◆ Given request ◆
Copy exactly the run of lines that begins at the line with "Convert this screenshot" and ends at the final line of the entries.

----------

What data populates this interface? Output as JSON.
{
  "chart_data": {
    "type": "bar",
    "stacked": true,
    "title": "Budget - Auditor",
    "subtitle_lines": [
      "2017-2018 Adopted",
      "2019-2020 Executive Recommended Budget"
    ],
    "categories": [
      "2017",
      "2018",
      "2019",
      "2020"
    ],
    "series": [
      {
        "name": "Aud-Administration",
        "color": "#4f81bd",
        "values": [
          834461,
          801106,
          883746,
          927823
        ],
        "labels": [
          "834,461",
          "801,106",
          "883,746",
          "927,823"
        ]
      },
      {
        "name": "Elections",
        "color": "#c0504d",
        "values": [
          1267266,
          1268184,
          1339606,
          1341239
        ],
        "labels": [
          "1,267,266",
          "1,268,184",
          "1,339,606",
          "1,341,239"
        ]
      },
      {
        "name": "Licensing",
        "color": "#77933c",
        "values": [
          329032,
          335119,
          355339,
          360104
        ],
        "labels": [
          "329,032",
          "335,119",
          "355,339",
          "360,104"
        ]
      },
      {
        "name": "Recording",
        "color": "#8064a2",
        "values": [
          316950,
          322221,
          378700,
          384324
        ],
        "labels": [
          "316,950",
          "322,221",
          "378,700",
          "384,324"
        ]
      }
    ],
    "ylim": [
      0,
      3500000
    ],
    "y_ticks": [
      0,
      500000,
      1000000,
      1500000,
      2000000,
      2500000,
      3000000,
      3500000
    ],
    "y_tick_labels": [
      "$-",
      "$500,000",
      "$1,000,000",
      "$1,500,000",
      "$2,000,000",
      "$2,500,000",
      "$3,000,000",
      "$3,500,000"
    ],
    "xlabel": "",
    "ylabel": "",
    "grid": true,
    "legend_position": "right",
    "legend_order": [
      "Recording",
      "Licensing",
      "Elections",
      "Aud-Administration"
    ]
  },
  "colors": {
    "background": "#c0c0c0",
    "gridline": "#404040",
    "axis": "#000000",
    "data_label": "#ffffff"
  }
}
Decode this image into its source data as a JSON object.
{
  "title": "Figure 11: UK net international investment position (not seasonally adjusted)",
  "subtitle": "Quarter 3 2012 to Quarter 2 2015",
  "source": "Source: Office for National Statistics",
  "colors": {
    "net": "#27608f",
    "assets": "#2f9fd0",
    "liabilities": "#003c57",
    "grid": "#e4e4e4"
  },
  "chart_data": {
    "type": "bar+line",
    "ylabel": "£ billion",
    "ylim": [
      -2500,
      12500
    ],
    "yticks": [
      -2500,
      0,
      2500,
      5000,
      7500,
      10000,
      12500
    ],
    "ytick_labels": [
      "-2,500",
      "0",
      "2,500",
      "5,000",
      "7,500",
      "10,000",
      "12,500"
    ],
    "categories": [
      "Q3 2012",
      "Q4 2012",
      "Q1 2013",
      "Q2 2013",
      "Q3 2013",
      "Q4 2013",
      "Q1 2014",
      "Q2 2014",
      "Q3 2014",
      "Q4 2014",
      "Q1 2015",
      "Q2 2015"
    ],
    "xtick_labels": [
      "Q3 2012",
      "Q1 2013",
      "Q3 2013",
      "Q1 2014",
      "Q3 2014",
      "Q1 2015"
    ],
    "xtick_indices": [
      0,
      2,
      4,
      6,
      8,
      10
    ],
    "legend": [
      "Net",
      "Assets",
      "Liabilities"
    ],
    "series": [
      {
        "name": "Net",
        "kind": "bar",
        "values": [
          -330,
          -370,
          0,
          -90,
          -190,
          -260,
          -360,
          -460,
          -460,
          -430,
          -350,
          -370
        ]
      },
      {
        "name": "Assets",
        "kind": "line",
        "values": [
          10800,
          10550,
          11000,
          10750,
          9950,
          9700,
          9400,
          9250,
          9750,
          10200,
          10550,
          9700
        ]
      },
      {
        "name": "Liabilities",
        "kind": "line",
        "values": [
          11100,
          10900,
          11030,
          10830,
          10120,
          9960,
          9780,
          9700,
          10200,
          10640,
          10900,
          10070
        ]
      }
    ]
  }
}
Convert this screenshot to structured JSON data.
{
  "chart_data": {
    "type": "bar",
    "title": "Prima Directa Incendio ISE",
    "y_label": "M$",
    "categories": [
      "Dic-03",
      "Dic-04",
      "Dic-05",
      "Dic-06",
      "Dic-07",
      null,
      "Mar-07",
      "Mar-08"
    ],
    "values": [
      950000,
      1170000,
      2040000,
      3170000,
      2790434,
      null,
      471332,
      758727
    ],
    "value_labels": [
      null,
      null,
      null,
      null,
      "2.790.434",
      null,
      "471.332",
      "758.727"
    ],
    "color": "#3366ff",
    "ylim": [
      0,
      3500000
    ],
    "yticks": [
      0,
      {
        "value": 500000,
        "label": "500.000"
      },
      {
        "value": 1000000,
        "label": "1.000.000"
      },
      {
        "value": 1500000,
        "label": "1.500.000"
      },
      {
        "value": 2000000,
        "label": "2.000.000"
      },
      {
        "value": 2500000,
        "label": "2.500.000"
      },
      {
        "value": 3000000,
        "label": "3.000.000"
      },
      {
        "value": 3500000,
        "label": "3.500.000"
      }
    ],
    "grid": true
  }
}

----------

◆ Output ◆
Convert this screenshot to structured JSON data.
{
  "chart_data": {
    "type": "bar",
    "title": "Prima Directa Incendio ISE",
    "y_label": "M$",
    "categories": [
      "Dic-03",
      "Dic-04",
      "Dic-05",
      "Dic-06",
      "Dic-07",
      null,
      "Mar-07",
      "Mar-08"
    ],
    "values": [
      950000,
      1170000,
      2040000,
      3170000,
      2790434,
      null,
      471332,
      758727
    ],
    "value_labels": [
      null,
      null,
      null,
      null,
      "2.790.434",
      null,
      "471.332",
      "758.727"
    ],
    "color": "#3366ff",
    "ylim": [
      0,
      3500000
    ],
    "yticks": [
      0,
      {
        "value": 500000,
        "label": "500.000"
      },
      {
        "value": 1000000,
        "label": "1.000.000"
      },
      {
        "value": 1500000,
        "label": "1.500.000"
      },
      {
        "value": 2000000,
        "label": "2.000.000"
      },
      {
        "value": 2500000,
        "label": "2.500.000"
      },
      {
        "value": 3000000,
        "label": "3.000.000"
      },
      {
        "value": 3500000,
        "label": "3.500.000"
      }
    ],
    "grid": true
  }
}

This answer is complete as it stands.